Data entries for graphics:
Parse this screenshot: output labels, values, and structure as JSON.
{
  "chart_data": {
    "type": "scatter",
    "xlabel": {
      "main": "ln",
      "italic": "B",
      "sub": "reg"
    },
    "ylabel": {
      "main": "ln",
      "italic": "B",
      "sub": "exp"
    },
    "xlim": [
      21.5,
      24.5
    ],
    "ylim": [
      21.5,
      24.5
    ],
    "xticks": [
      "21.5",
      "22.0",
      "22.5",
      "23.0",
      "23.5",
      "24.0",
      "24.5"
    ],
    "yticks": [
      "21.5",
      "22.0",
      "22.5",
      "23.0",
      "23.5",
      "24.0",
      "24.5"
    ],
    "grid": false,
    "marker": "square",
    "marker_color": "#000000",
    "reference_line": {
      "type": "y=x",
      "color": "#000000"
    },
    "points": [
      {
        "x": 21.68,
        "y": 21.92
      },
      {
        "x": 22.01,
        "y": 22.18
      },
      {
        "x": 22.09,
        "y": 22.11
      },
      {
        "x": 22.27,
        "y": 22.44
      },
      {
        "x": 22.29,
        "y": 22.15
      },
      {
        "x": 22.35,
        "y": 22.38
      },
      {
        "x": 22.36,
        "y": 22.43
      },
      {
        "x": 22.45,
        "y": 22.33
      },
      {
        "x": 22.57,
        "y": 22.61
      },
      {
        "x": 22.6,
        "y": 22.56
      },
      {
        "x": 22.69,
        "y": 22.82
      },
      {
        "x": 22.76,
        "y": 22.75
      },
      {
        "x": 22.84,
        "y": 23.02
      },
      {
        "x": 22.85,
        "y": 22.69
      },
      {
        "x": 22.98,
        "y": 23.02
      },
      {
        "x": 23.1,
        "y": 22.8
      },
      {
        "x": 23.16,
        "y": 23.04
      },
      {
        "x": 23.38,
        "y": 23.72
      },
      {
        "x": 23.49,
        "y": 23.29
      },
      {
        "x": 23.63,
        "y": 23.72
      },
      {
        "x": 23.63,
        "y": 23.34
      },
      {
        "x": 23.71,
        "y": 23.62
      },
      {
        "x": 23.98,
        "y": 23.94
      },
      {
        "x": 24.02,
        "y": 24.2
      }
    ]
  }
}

**Exercise brief**: Your task is to output the full set of records exactly as presented.

**Final result**:
Parse this screenshot: output labels, values, and structure as JSON.
{
  "chart_data": {
    "type": "scatter",
    "xlabel": {
      "main": "ln",
      "italic": "B",
      "sub": "reg"
    },
    "ylabel": {
      "main": "ln",
      "italic": "B",
      "sub": "exp"
    },
    "xlim": [
      21.5,
      24.5
    ],
    "ylim": [
      21.5,
      24.5
    ],
    "xticks": [
      "21.5",
      "22.0",
      "22.5",
      "23.0",
      "23.5",
      "24.0",
      "24.5"
    ],
    "yticks": [
      "21.5",
      "22.0",
      "22.5",
      "23.0",
      "23.5",
      "24.0",
      "24.5"
    ],
    "grid": false,
    "marker": "square",
    "marker_color": "#000000",
    "reference_line": {
      "type": "y=x",
      "color": "#000000"
    },
    "points": [
      {
        "x": 21.68,
        "y": 21.92
      },
      {
        "x": 22.01,
        "y": 22.18
      },
      {
        "x": 22.09,
        "y": 22.11
      },
      {
        "x": 22.27,
        "y": 22.44
      },
      {
        "x": 22.29,
        "y": 22.15
      },
      {
        "x": 22.35,
        "y": 22.38
      },
      {
        "x": 22.36,
        "y": 22.43
      },
      {
        "x": 22.45,
        "y": 22.33
      },
      {
        "x": 22.57,
        "y": 22.61
      },
      {
        "x": 22.6,
        "y": 22.56
      },
      {
        "x": 22.69,
        "y": 22.82
      },
      {
        "x": 22.76,
        "y": 22.75
      },
      {
        "x": 22.84,
        "y": 23.02
      },
      {
        "x": 22.85,
        "y": 22.69
      },
      {
        "x": 22.98,
        "y": 23.02
      },
      {
        "x": 23.1,
        "y": 22.8
      },
      {
        "x": 23.16,
        "y": 23.04
      },
      {
        "x": 23.38,
        "y": 23.72
      },
      {
        "x": 23.49,
        "y": 23.29
      },
      {
        "x": 23.63,
        "y": 23.72
      },
      {
        "x": 23.63,
        "y": 23.34
      },
      {
        "x": 23.71,
        "y": 23.62
      },
      {
        "x": 23.98,
        "y": 23.94
      },
      {
        "x": 24.02,
        "y": 24.2
      }
    ]
  }
}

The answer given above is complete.